**STATED GOAL:** Show each line that has the string "hatch" in it.

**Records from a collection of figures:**
--------
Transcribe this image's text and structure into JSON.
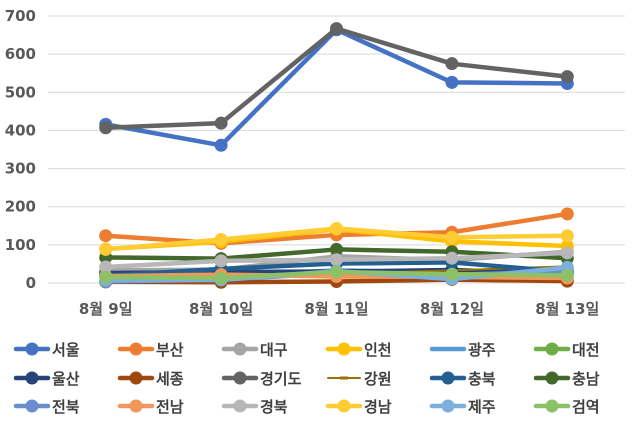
{
  "chart_data": {
    "type": "line",
    "categories": [
      "8월 9일",
      "8월 10일",
      "8월 11일",
      "8월 12일",
      "8월 13일"
    ],
    "ylim": [
      0,
      700
    ],
    "yticks": [
      0,
      100,
      200,
      300,
      400,
      500,
      600,
      700
    ],
    "grid": true,
    "legend_position": "bottom",
    "series": [
      {
        "name": "서울",
        "color": "#4472C4",
        "marker": "circle",
        "values": [
          416,
          361,
          664,
          526,
          523
        ]
      },
      {
        "name": "부산",
        "color": "#ED7D31",
        "marker": "circle",
        "values": [
          124,
          104,
          126,
          133,
          181
        ]
      },
      {
        "name": "대구",
        "color": "#A5A5A5",
        "marker": "circle",
        "values": [
          33,
          35,
          70,
          60,
          82
        ]
      },
      {
        "name": "인천",
        "color": "#FFC000",
        "marker": "circle",
        "values": [
          89,
          108,
          141,
          109,
          97
        ]
      },
      {
        "name": "광주",
        "color": "#5B9BD5",
        "marker": "none",
        "values": [
          14,
          18,
          33,
          28,
          30
        ]
      },
      {
        "name": "대전",
        "color": "#70AD47",
        "marker": "circle",
        "values": [
          21,
          17,
          25,
          30,
          35
        ]
      },
      {
        "name": "울산",
        "color": "#264478",
        "marker": "circle",
        "values": [
          26,
          29,
          30,
          34,
          24
        ]
      },
      {
        "name": "세종",
        "color": "#9E480E",
        "marker": "circle",
        "values": [
          3,
          2,
          4,
          9,
          5
        ]
      },
      {
        "name": "경기도",
        "color": "#636363",
        "marker": "circle",
        "values": [
          407,
          419,
          667,
          575,
          541
        ]
      },
      {
        "name": "강원",
        "color": "#997300",
        "marker": "dash",
        "values": [
          15,
          18,
          24,
          33,
          44
        ]
      },
      {
        "name": "충북",
        "color": "#255E91",
        "marker": "circle",
        "values": [
          19,
          37,
          51,
          54,
          29
        ]
      },
      {
        "name": "충남",
        "color": "#43682B",
        "marker": "circle",
        "values": [
          67,
          64,
          88,
          82,
          65
        ]
      },
      {
        "name": "전북",
        "color": "#698ED0",
        "marker": "circle",
        "values": [
          4,
          9,
          26,
          21,
          31
        ]
      },
      {
        "name": "전남",
        "color": "#F1975A",
        "marker": "circle",
        "values": [
          18,
          22,
          17,
          16,
          13
        ]
      },
      {
        "name": "경북",
        "color": "#B7B7B7",
        "marker": "circle",
        "values": [
          42,
          58,
          61,
          65,
          79
        ]
      },
      {
        "name": "경남",
        "color": "#FFCD33",
        "marker": "circle",
        "values": [
          88,
          114,
          143,
          120,
          124
        ]
      },
      {
        "name": "제주",
        "color": "#7CAFDD",
        "marker": "circle",
        "values": [
          7,
          8,
          31,
          10,
          41
        ]
      },
      {
        "name": "검역",
        "color": "#8CC168",
        "marker": "circle",
        "values": [
          15,
          13,
          29,
          23,
          20
        ]
      }
    ]
  }
}
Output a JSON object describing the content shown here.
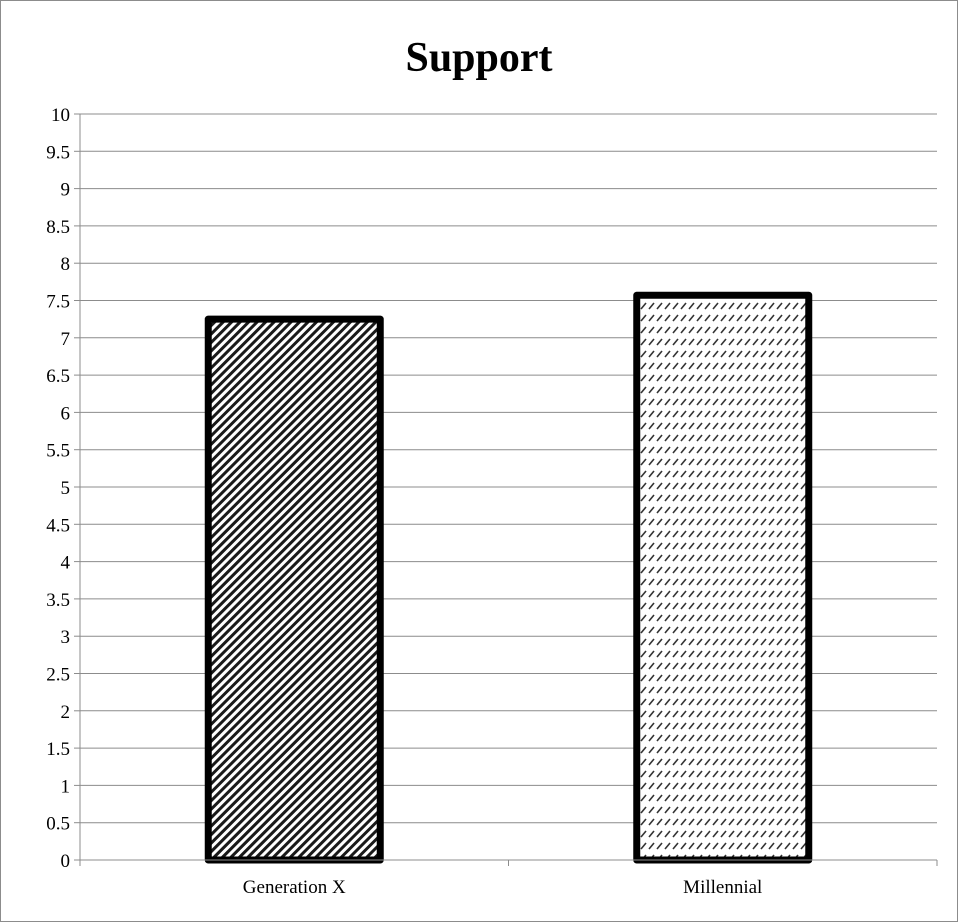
{
  "chart_data": {
    "type": "bar",
    "title": "Support",
    "xlabel": "",
    "ylabel": "",
    "categories": [
      "Generation X",
      "Millennial"
    ],
    "values": [
      7.25,
      7.57
    ],
    "ylim": [
      0,
      10
    ],
    "yticks": [
      "0",
      "0.5",
      "1",
      "1.5",
      "2",
      "2.5",
      "3",
      "3.5",
      "4",
      "4.5",
      "5",
      "5.5",
      "6",
      "6.5",
      "7",
      "7.5",
      "8",
      "8.5",
      "9",
      "9.5",
      "10"
    ],
    "grid": true,
    "legend": "none",
    "bar_patterns": [
      "dense-diagonal-hatch",
      "light-dashed-hatch"
    ],
    "bar_edge_color": "#000000",
    "grid_color": "#8c8c8c"
  }
}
--------
**FULL ANSWER:**
      "dense-diagonal-hatch",
      "light-dashed-hatch"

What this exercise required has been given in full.